**Given records**
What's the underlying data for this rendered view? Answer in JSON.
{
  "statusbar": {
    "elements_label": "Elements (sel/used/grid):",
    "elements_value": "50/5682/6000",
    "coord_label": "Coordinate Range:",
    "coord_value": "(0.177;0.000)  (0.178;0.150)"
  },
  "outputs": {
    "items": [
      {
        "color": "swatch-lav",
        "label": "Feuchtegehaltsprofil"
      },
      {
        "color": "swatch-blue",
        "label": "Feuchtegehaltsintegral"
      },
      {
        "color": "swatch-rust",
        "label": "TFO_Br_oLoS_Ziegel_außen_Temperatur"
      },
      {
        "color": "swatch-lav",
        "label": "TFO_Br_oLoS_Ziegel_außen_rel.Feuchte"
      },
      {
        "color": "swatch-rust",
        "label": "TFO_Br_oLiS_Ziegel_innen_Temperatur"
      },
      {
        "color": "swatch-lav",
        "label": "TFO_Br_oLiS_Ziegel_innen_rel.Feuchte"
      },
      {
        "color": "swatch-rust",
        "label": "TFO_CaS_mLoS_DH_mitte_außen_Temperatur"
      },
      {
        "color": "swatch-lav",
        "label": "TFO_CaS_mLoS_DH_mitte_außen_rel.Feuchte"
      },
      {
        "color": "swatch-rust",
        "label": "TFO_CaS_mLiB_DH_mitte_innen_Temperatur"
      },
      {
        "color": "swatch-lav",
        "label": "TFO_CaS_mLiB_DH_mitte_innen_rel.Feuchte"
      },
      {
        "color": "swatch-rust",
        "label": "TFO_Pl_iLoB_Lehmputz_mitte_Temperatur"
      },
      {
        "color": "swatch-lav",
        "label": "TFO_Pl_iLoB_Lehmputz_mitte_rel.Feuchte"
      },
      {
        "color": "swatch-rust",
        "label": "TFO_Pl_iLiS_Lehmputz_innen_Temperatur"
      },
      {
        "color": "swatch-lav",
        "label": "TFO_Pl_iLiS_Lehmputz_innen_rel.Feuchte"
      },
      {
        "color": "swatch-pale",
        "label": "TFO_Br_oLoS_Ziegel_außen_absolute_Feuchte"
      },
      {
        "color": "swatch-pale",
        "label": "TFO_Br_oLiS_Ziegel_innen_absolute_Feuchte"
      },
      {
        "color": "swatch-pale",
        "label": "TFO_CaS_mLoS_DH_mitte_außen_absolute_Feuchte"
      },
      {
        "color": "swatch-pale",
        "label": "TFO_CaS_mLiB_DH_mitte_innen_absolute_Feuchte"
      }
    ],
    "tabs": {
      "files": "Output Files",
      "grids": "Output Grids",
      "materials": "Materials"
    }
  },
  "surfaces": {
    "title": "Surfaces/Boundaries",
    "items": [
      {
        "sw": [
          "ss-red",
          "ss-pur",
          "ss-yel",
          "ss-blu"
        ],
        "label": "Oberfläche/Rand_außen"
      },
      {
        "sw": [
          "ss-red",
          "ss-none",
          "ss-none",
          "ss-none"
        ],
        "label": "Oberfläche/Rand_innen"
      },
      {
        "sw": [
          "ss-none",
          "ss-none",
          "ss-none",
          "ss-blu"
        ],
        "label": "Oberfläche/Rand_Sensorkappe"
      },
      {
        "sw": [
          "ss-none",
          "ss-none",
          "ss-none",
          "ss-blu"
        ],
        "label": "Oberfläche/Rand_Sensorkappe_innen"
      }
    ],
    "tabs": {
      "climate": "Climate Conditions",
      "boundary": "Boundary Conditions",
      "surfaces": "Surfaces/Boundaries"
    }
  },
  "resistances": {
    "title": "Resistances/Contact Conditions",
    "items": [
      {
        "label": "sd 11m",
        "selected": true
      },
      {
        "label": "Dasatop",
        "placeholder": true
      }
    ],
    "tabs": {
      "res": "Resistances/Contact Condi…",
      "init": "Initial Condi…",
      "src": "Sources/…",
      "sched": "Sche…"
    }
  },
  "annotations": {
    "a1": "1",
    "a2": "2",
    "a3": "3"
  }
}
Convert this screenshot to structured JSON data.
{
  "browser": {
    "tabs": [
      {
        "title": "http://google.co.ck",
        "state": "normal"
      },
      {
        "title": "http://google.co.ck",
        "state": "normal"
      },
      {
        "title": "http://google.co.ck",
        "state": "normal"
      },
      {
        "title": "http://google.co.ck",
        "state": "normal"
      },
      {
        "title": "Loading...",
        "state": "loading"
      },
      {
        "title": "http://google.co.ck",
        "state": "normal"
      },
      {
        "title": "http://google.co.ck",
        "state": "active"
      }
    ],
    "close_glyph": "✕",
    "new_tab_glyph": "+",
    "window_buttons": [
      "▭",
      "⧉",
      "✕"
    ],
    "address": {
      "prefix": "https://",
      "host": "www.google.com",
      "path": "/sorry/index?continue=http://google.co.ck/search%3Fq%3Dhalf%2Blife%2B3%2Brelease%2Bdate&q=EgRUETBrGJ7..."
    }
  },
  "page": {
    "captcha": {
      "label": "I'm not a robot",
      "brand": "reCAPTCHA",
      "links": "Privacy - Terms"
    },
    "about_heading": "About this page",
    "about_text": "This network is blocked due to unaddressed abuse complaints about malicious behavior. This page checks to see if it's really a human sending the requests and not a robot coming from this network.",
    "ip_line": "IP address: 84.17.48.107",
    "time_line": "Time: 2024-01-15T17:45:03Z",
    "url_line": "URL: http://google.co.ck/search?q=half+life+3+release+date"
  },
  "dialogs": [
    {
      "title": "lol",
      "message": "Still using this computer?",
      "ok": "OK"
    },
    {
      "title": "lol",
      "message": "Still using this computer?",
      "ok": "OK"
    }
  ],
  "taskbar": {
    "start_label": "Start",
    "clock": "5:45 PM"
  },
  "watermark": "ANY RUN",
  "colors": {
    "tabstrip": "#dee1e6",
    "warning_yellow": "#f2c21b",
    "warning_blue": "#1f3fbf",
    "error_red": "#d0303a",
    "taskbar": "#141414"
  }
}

**What this task involves**
Report how many lines in the entries hold the string "Contact". Nothing but the number is wanted.

**Written response**
2